╔══
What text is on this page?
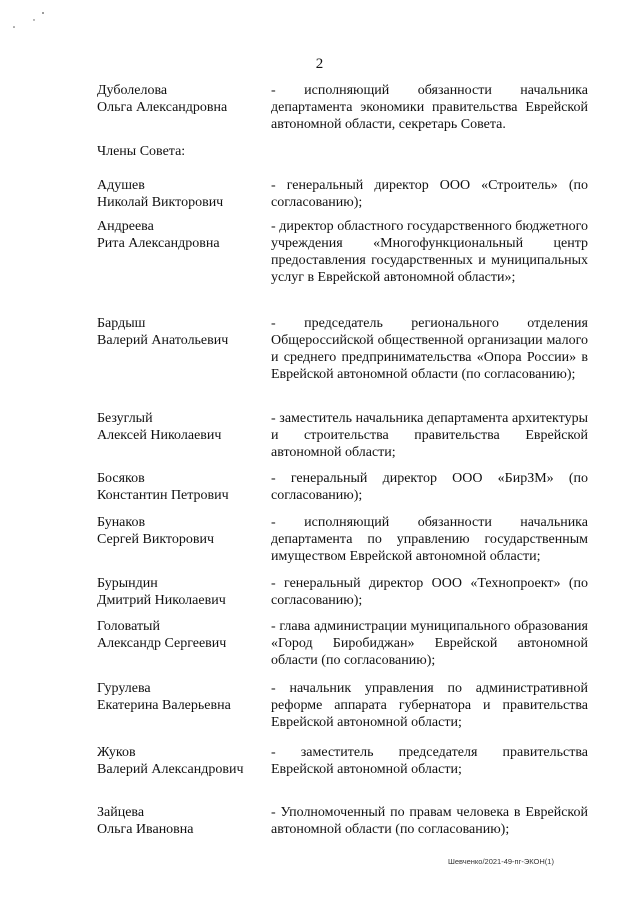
2
Дуболелова
Ольга Александровна
- исполняющий обязанности начальника департамента экономики правительства Еврейской автономной области, секретарь Совета.
Члены Совета:
Адушев
Николай Викторович
- генеральный директор ООО «Строитель» (по согласованию);
Андреева
Рита Александровна
- директор областного государственного бюджетного учреждения «Многофункциональный центр предоставления государственных и муниципальных услуг в Еврейской автономной области»;
Бардыш
Валерий Анатольевич
- председатель регионального отделения Общероссийской общественной организации малого и среднего предпринимательства «Опора России» в Еврейской автономной области (по согласованию);
Безуглый
Алексей Николаевич
- заместитель начальника департамента архитектуры и строительства правительства Еврейской автономной области;
Босяков
Константин Петрович
- генеральный директор ООО «БирЗМ» (по согласованию);
Бунаков
Сергей Викторович
- исполняющий обязанности начальника департамента по управлению государственным имуществом Еврейской автономной области;
Бурындин
Дмитрий Николаевич
- генеральный директор ООО «Технопроект» (по согласованию);
Головатый
Александр Сергеевич
- глава администрации муниципального образования «Город Биробиджан» Еврейской автономной области (по согласованию);
Гурулева
Екатерина Валерьевна
- начальник управления по административной реформе аппарата губернатора и правительства Еврейской автономной области;
Жуков
Валерий Александрович
- заместитель председателя правительства Еврейской автономной области;
Зайцева
Ольга Ивановна
- Уполномоченный по правам человека в Еврейской автономной области (по согласованию);
Шевченко/2021-49-пг-ЭКОН(1)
╚══
◆ **TASK DIRECTIONS**:
Without the pictures, restate all the entries above exactly.

◆ **RESPONSE FOR THIS EXERCISE**:
What text is on this page?
2
Дуболелова
Ольга Александровна
- исполняющий обязанности начальника департамента экономики правительства Еврейской автономной области, секретарь Совета.
Члены Совета:
Адушев
Николай Викторович
- генеральный директор ООО «Строитель» (по согласованию);
Андреева
Рита Александровна
- директор областного государственного бюджетного учреждения «Многофункциональный центр предоставления государственных и муниципальных услуг в Еврейской автономной области»;
Бардыш
Валерий Анатольевич
- председатель регионального отделения Общероссийской общественной организации малого и среднего предпринимательства «Опора России» в Еврейской автономной области (по согласованию);
Безуглый
Алексей Николаевич
- заместитель начальника департамента архитектуры и строительства правительства Еврейской автономной области;
Босяков
Константин Петрович
- генеральный директор ООО «БирЗМ» (по согласованию);
Бунаков
Сергей Викторович
- исполняющий обязанности начальника департамента по управлению государственным имуществом Еврейской автономной области;
Бурындин
Дмитрий Николаевич
- генеральный директор ООО «Технопроект» (по согласованию);
Головатый
Александр Сергеевич
- глава администрации муниципального образования «Город Биробиджан» Еврейской автономной области (по согласованию);
Гурулева
Екатерина Валерьевна
- начальник управления по административной реформе аппарата губернатора и правительства Еврейской автономной области;
Жуков
Валерий Александрович
- заместитель председателя правительства Еврейской автономной области;
Зайцева
Ольга Ивановна
- Уполномоченный по правам человека в Еврейской автономной области (по согласованию);
Шевченко/2021-49-пг-ЭКОН(1)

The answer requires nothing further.